The request -
Tally the lines in these records that hold the string "MagicalAnalysis", and reply with the number alone.

(Dataset items)
-.-.-

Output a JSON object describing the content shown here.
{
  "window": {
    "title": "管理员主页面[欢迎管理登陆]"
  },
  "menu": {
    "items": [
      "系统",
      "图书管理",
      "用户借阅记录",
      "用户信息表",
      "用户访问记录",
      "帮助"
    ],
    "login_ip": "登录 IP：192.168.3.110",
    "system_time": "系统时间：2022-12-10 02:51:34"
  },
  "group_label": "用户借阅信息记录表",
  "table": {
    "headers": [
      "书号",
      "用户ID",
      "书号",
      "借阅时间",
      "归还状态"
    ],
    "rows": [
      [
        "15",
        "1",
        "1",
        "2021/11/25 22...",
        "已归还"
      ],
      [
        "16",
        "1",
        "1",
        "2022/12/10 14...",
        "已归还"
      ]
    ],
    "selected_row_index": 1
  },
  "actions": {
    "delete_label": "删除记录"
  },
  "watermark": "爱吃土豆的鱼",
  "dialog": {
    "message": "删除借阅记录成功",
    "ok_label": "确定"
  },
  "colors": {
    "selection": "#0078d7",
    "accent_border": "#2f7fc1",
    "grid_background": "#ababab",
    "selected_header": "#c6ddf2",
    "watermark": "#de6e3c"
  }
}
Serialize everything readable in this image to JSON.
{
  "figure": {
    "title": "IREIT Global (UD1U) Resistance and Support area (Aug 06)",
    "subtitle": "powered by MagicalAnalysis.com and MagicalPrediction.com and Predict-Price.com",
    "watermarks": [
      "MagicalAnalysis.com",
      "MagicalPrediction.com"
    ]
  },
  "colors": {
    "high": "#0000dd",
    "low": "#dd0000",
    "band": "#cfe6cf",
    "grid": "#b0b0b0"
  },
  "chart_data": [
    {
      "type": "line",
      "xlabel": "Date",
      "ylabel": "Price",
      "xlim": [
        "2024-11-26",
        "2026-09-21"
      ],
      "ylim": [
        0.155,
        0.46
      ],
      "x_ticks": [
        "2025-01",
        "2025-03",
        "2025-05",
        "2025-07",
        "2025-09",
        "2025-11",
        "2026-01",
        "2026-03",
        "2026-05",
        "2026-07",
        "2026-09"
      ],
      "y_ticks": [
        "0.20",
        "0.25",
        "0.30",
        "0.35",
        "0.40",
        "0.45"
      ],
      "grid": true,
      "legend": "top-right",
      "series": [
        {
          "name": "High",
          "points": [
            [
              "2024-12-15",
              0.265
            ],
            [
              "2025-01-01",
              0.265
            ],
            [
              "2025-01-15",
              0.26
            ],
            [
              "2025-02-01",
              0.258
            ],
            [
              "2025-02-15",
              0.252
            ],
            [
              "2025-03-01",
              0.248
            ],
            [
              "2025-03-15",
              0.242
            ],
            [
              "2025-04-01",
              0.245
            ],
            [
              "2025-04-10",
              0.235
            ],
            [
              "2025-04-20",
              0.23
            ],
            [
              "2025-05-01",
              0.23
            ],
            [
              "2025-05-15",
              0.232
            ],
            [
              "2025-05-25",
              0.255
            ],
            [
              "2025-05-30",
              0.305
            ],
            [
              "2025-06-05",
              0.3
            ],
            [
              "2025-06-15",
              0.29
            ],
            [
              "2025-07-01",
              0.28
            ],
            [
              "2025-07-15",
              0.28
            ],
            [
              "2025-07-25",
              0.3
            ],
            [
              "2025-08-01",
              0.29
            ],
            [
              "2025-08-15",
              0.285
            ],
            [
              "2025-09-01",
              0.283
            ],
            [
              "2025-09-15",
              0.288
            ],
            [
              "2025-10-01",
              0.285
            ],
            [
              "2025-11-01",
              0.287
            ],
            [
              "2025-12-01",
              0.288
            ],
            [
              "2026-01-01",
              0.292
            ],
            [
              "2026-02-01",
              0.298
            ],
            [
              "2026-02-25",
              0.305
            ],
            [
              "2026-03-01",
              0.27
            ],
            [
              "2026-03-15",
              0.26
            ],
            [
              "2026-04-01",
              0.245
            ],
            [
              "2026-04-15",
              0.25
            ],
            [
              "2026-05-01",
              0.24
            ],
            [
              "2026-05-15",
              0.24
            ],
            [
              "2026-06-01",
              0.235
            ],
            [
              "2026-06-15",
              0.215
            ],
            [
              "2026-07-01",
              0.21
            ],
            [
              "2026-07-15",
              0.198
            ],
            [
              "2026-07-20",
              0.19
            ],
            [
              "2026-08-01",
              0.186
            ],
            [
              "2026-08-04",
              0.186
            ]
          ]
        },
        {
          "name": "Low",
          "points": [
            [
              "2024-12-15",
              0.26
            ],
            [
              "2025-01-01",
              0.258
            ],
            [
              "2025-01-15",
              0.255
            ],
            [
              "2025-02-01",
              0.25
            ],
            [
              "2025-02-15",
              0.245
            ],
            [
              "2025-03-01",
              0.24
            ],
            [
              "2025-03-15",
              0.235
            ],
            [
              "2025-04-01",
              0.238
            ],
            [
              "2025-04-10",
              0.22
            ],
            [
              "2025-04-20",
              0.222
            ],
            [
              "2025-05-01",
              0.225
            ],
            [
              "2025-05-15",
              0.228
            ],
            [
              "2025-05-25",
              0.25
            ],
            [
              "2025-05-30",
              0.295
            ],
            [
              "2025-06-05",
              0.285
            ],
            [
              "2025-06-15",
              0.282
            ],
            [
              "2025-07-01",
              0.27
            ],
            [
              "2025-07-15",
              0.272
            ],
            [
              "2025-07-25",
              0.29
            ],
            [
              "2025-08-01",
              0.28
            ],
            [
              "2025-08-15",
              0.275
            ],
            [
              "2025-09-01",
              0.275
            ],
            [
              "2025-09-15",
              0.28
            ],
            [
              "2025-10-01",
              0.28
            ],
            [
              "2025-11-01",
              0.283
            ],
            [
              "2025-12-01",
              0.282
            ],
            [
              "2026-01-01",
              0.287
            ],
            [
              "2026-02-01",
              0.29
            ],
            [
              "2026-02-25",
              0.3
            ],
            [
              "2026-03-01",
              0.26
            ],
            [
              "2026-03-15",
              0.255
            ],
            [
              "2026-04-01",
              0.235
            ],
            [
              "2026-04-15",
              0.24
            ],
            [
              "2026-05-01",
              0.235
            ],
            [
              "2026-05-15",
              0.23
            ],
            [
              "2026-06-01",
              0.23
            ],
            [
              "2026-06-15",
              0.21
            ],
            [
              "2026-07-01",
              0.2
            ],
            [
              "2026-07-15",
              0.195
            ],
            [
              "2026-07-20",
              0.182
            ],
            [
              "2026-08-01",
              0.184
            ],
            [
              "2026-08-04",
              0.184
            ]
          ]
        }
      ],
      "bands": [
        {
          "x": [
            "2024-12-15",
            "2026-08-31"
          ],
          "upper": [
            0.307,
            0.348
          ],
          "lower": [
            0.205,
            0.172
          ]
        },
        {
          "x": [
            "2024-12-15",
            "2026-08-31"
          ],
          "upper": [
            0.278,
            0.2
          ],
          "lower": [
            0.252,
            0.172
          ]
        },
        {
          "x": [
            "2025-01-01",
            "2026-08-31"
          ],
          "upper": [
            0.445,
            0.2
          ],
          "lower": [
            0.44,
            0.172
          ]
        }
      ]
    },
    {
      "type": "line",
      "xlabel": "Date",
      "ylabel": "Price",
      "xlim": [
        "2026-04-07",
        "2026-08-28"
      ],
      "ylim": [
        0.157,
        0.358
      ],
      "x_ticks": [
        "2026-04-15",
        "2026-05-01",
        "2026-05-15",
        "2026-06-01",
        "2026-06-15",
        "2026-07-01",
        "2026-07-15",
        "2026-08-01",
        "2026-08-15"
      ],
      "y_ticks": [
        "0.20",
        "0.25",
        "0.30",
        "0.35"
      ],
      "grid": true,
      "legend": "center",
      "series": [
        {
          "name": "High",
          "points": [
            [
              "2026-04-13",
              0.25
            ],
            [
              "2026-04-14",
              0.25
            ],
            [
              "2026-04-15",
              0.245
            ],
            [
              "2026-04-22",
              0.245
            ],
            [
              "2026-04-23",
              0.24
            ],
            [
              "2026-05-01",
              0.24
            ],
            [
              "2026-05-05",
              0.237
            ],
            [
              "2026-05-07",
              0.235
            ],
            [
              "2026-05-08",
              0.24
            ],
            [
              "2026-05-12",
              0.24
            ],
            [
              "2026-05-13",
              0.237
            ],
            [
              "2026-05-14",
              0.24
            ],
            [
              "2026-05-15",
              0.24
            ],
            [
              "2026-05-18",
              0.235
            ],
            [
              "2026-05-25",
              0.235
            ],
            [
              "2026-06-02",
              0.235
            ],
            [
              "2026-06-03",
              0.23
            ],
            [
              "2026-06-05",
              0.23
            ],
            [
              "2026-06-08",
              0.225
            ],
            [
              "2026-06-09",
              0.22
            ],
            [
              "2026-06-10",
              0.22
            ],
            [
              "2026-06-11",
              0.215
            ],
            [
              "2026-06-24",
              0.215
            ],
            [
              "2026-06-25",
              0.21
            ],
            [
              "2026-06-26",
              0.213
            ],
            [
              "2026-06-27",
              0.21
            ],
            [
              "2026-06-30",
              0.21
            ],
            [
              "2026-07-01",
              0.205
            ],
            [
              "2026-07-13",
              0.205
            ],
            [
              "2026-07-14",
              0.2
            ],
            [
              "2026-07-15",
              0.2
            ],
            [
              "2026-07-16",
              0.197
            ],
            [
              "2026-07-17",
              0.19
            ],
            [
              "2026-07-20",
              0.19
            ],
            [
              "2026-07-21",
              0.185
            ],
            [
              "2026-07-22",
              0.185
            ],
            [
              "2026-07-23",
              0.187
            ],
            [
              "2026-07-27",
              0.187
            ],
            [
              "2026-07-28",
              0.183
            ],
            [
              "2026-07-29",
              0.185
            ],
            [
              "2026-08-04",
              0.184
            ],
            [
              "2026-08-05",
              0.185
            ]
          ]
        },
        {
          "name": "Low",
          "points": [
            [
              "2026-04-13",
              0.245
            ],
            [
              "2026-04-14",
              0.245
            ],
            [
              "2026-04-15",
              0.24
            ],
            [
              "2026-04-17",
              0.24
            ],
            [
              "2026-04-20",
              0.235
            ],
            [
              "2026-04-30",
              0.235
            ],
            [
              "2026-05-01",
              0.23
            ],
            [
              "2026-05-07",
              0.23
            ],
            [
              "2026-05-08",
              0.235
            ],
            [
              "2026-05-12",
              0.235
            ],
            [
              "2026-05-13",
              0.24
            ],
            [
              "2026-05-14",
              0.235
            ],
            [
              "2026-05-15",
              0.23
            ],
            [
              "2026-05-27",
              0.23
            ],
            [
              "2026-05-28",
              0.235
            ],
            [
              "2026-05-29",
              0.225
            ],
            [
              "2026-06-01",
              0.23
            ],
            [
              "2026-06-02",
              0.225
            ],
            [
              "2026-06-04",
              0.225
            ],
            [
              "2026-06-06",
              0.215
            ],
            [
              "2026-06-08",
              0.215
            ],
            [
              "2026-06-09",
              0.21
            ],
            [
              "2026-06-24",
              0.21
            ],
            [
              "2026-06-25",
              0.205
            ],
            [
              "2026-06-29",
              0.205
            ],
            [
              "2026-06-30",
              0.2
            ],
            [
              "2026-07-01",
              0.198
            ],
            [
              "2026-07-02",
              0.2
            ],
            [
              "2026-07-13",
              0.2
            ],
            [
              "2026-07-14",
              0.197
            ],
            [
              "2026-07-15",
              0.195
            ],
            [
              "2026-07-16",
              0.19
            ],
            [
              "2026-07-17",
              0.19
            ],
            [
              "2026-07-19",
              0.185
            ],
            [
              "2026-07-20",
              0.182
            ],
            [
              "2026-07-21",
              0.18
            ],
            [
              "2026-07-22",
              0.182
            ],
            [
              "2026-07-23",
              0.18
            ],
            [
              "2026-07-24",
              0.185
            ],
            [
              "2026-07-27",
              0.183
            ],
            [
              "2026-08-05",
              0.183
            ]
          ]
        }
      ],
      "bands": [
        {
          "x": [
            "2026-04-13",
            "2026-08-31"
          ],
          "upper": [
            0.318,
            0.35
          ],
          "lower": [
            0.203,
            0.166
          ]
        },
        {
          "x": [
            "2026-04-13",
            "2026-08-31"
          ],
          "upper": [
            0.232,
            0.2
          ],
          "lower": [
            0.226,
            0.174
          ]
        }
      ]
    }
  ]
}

-.-.-

Result -
2